(Stored records)
[start]
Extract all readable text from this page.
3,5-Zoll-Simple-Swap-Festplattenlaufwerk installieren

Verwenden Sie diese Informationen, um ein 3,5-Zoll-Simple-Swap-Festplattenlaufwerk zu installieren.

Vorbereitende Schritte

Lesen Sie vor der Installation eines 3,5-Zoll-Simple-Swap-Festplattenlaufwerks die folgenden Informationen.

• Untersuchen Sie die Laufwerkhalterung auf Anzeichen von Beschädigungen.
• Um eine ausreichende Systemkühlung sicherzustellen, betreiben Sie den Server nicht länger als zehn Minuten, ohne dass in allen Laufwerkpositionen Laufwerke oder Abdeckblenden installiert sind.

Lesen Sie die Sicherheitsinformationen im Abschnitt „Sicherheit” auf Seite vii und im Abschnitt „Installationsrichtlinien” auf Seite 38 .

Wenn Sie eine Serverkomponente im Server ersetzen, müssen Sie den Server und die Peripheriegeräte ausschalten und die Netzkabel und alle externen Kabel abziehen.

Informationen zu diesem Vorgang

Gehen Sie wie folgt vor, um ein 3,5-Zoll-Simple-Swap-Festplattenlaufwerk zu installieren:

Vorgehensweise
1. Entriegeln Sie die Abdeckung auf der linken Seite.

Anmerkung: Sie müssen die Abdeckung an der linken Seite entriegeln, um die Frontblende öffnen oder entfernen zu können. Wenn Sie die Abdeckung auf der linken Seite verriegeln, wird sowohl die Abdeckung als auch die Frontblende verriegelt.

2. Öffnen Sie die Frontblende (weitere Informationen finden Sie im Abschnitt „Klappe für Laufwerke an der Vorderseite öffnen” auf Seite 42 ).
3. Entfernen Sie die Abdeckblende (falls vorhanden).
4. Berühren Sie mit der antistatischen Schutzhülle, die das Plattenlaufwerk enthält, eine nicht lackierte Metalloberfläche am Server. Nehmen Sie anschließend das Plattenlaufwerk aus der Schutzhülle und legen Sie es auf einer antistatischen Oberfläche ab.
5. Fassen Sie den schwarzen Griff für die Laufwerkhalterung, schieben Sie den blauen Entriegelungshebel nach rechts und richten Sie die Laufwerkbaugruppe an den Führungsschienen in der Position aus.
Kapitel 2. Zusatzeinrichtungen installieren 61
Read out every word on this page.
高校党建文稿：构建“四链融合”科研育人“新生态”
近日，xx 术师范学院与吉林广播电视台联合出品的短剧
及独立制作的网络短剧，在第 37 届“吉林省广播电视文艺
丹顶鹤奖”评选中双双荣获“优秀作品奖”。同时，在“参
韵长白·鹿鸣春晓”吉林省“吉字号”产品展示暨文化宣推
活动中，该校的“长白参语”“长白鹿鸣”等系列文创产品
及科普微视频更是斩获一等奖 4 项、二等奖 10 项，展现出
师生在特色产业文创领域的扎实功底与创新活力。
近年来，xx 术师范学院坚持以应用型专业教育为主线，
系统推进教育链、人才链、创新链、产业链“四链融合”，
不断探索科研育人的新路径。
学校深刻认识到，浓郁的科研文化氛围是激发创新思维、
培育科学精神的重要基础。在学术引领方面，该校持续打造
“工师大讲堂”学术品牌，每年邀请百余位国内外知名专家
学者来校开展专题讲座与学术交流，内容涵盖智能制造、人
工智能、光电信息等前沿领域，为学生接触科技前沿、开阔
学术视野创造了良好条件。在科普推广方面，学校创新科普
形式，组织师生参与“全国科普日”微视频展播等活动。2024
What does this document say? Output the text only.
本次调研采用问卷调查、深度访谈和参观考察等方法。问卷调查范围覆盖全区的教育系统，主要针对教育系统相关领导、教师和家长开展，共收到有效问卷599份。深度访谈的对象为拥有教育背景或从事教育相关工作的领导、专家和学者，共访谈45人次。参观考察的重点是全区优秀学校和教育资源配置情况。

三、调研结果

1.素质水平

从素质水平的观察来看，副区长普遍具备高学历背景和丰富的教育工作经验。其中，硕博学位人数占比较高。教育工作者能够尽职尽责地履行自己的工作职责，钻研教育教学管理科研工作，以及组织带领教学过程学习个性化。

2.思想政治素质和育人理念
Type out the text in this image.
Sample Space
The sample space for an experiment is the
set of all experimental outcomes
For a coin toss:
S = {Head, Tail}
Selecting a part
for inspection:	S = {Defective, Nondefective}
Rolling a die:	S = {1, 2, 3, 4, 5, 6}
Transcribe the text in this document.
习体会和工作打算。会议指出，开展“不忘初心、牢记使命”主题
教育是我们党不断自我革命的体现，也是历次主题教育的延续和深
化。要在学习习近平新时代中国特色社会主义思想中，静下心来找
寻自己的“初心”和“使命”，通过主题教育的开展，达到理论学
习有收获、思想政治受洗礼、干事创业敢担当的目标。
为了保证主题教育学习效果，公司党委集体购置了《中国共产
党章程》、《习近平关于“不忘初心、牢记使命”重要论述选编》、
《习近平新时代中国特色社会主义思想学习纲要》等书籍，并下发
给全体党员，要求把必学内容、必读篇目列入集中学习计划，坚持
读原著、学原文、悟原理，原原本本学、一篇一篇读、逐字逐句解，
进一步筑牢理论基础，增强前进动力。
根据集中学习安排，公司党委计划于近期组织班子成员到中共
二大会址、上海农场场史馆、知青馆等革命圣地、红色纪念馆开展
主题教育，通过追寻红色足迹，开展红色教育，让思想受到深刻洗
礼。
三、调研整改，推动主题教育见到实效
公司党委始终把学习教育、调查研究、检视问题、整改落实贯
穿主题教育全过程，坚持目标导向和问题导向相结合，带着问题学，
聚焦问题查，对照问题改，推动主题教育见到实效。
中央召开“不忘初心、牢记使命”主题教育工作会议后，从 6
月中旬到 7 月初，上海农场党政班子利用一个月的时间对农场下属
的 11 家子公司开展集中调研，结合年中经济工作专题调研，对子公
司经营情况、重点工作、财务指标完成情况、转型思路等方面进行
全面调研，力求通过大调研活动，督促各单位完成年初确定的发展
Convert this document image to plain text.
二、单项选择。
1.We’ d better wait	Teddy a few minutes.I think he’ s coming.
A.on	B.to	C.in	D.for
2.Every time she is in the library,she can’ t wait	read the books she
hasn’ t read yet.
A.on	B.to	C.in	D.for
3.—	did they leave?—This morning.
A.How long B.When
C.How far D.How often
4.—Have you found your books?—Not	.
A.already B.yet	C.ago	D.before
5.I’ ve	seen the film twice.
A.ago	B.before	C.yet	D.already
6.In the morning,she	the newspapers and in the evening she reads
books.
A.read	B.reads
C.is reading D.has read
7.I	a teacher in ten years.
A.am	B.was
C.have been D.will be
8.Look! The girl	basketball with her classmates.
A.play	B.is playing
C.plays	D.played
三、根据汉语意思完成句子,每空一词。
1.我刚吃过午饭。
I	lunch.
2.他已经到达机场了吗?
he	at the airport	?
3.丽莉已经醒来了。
[end]
- DIRECTION:
The records above should all be quoted exactly, please.

- RESPONSE:
Extract all readable text from this page.
3,5-Zoll-Simple-Swap-Festplattenlaufwerk installieren

Verwenden Sie diese Informationen, um ein 3,5-Zoll-Simple-Swap-Festplattenlaufwerk zu installieren.

Vorbereitende Schritte

Lesen Sie vor der Installation eines 3,5-Zoll-Simple-Swap-Festplattenlaufwerks die folgenden Informationen.

• Untersuchen Sie die Laufwerkhalterung auf Anzeichen von Beschädigungen.
• Um eine ausreichende Systemkühlung sicherzustellen, betreiben Sie den Server nicht länger als zehn Minuten, ohne dass in allen Laufwerkpositionen Laufwerke oder Abdeckblenden installiert sind.

Lesen Sie die Sicherheitsinformationen im Abschnitt „Sicherheit” auf Seite vii und im Abschnitt „Installationsrichtlinien” auf Seite 38 .

Wenn Sie eine Serverkomponente im Server ersetzen, müssen Sie den Server und die Peripheriegeräte ausschalten und die Netzkabel und alle externen Kabel abziehen.

Informationen zu diesem Vorgang

Gehen Sie wie folgt vor, um ein 3,5-Zoll-Simple-Swap-Festplattenlaufwerk zu installieren:

Vorgehensweise
1. Entriegeln Sie die Abdeckung auf der linken Seite.

Anmerkung: Sie müssen die Abdeckung an der linken Seite entriegeln, um die Frontblende öffnen oder entfernen zu können. Wenn Sie die Abdeckung auf der linken Seite verriegeln, wird sowohl die Abdeckung als auch die Frontblende verriegelt.

2. Öffnen Sie die Frontblende (weitere Informationen finden Sie im Abschnitt „Klappe für Laufwerke an der Vorderseite öffnen” auf Seite 42 ).
3. Entfernen Sie die Abdeckblende (falls vorhanden).
4. Berühren Sie mit der antistatischen Schutzhülle, die das Plattenlaufwerk enthält, eine nicht lackierte Metalloberfläche am Server. Nehmen Sie anschließend das Plattenlaufwerk aus der Schutzhülle und legen Sie es auf einer antistatischen Oberfläche ab.
5. Fassen Sie den schwarzen Griff für die Laufwerkhalterung, schieben Sie den blauen Entriegelungshebel nach rechts und richten Sie die Laufwerkbaugruppe an den Führungsschienen in der Position aus.
Kapitel 2. Zusatzeinrichtungen installieren 61
Read out every word on this page.
高校党建文稿：构建“四链融合”科研育人“新生态”
近日，xx 术师范学院与吉林广播电视台联合出品的短剧
及独立制作的网络短剧，在第 37 届“吉林省广播电视文艺
丹顶鹤奖”评选中双双荣获“优秀作品奖”。同时，在“参
韵长白·鹿鸣春晓”吉林省“吉字号”产品展示暨文化宣推
活动中，该校的“长白参语”“长白鹿鸣”等系列文创产品
及科普微视频更是斩获一等奖 4 项、二等奖 10 项，展现出
师生在特色产业文创领域的扎实功底与创新活力。
近年来，xx 术师范学院坚持以应用型专业教育为主线，
系统推进教育链、人才链、创新链、产业链“四链融合”，
不断探索科研育人的新路径。
学校深刻认识到，浓郁的科研文化氛围是激发创新思维、
培育科学精神的重要基础。在学术引领方面，该校持续打造
“工师大讲堂”学术品牌，每年邀请百余位国内外知名专家
学者来校开展专题讲座与学术交流，内容涵盖智能制造、人
工智能、光电信息等前沿领域，为学生接触科技前沿、开阔
学术视野创造了良好条件。在科普推广方面，学校创新科普
形式，组织师生参与“全国科普日”微视频展播等活动。2024
What does this document say? Output the text only.
本次调研采用问卷调查、深度访谈和参观考察等方法。问卷调查范围覆盖全区的教育系统，主要针对教育系统相关领导、教师和家长开展，共收到有效问卷599份。深度访谈的对象为拥有教育背景或从事教育相关工作的领导、专家和学者，共访谈45人次。参观考察的重点是全区优秀学校和教育资源配置情况。

三、调研结果

1.素质水平

从素质水平的观察来看，副区长普遍具备高学历背景和丰富的教育工作经验。其中，硕博学位人数占比较高。教育工作者能够尽职尽责地履行自己的工作职责，钻研教育教学管理科研工作，以及组织带领教学过程学习个性化。

2.思想政治素质和育人理念
Type out the text in this image.
Sample Space
The sample space for an experiment is the
set of all experimental outcomes
For a coin toss:
S = {Head, Tail}
Selecting a part
for inspection:	S = {Defective, Nondefective}
Rolling a die:	S = {1, 2, 3, 4, 5, 6}
Transcribe the text in this document.
习体会和工作打算。会议指出，开展“不忘初心、牢记使命”主题
教育是我们党不断自我革命的体现，也是历次主题教育的延续和深
化。要在学习习近平新时代中国特色社会主义思想中，静下心来找
寻自己的“初心”和“使命”，通过主题教育的开展，达到理论学
习有收获、思想政治受洗礼、干事创业敢担当的目标。
为了保证主题教育学习效果，公司党委集体购置了《中国共产
党章程》、《习近平关于“不忘初心、牢记使命”重要论述选编》、
《习近平新时代中国特色社会主义思想学习纲要》等书籍，并下发
给全体党员，要求把必学内容、必读篇目列入集中学习计划，坚持
读原著、学原文、悟原理，原原本本学、一篇一篇读、逐字逐句解，
进一步筑牢理论基础，增强前进动力。
根据集中学习安排，公司党委计划于近期组织班子成员到中共
二大会址、上海农场场史馆、知青馆等革命圣地、红色纪念馆开展
主题教育，通过追寻红色足迹，开展红色教育，让思想受到深刻洗
礼。
三、调研整改，推动主题教育见到实效
公司党委始终把学习教育、调查研究、检视问题、整改落实贯
穿主题教育全过程，坚持目标导向和问题导向相结合，带着问题学，
聚焦问题查，对照问题改，推动主题教育见到实效。
中央召开“不忘初心、牢记使命”主题教育工作会议后，从 6
月中旬到 7 月初，上海农场党政班子利用一个月的时间对农场下属
的 11 家子公司开展集中调研，结合年中经济工作专题调研，对子公
司经营情况、重点工作、财务指标完成情况、转型思路等方面进行
全面调研，力求通过大调研活动，督促各单位完成年初确定的发展
Convert this document image to plain text.
二、单项选择。
1.We’ d better wait	Teddy a few minutes.I think he’ s coming.
A.on	B.to	C.in	D.for
2.Every time she is in the library,she can’ t wait	read the books she
hasn’ t read yet.
A.on	B.to	C.in	D.for
3.—	did they leave?—This morning.
A.How long B.When
C.How far D.How often
4.—Have you found your books?—Not	.
A.already B.yet	C.ago	D.before
5.I’ ve	seen the film twice.
A.ago	B.before	C.yet	D.already
6.In the morning,she	the newspapers and in the evening she reads
books.
A.read	B.reads
C.is reading D.has read
7.I	a teacher in ten years.
A.am	B.was
C.have been D.will be
8.Look! The girl	basketball with her classmates.
A.play	B.is playing
C.plays	D.played
三、根据汉语意思完成句子,每空一词。
1.我刚吃过午饭。
I	lunch.
2.他已经到达机场了吗?
he	at the airport	?
3.丽莉已经醒来了。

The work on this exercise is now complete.